Dataset rows:
+===+

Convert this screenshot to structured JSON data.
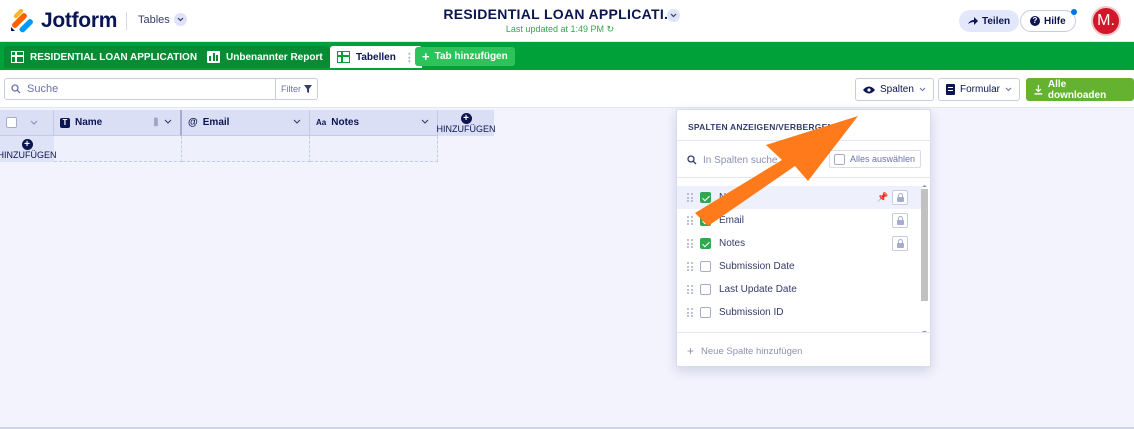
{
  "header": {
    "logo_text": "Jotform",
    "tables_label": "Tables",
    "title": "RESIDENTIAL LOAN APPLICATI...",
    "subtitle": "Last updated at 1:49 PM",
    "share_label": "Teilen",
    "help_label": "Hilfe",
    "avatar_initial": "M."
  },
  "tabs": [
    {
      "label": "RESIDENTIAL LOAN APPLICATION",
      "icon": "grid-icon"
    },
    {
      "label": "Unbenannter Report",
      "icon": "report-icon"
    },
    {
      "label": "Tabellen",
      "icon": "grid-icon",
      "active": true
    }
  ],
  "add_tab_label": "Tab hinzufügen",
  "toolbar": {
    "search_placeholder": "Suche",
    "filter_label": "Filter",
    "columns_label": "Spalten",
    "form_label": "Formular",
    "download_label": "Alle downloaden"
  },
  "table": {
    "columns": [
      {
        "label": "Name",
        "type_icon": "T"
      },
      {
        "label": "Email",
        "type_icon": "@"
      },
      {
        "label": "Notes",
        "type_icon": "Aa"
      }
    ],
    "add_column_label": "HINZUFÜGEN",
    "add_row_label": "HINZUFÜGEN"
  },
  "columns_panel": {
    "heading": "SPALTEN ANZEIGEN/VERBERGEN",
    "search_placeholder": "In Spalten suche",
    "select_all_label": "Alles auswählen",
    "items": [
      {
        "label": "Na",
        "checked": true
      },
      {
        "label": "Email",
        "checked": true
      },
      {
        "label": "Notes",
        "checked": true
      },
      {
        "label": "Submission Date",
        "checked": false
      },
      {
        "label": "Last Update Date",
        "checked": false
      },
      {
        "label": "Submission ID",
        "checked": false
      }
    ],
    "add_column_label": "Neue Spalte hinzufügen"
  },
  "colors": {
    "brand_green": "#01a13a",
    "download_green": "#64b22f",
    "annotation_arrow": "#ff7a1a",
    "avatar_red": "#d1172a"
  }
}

+===+

Short task:
List all lines above in which the string "Submission" appears.

Full output:
        "label": "Submission Date",
        "label": "Submission ID",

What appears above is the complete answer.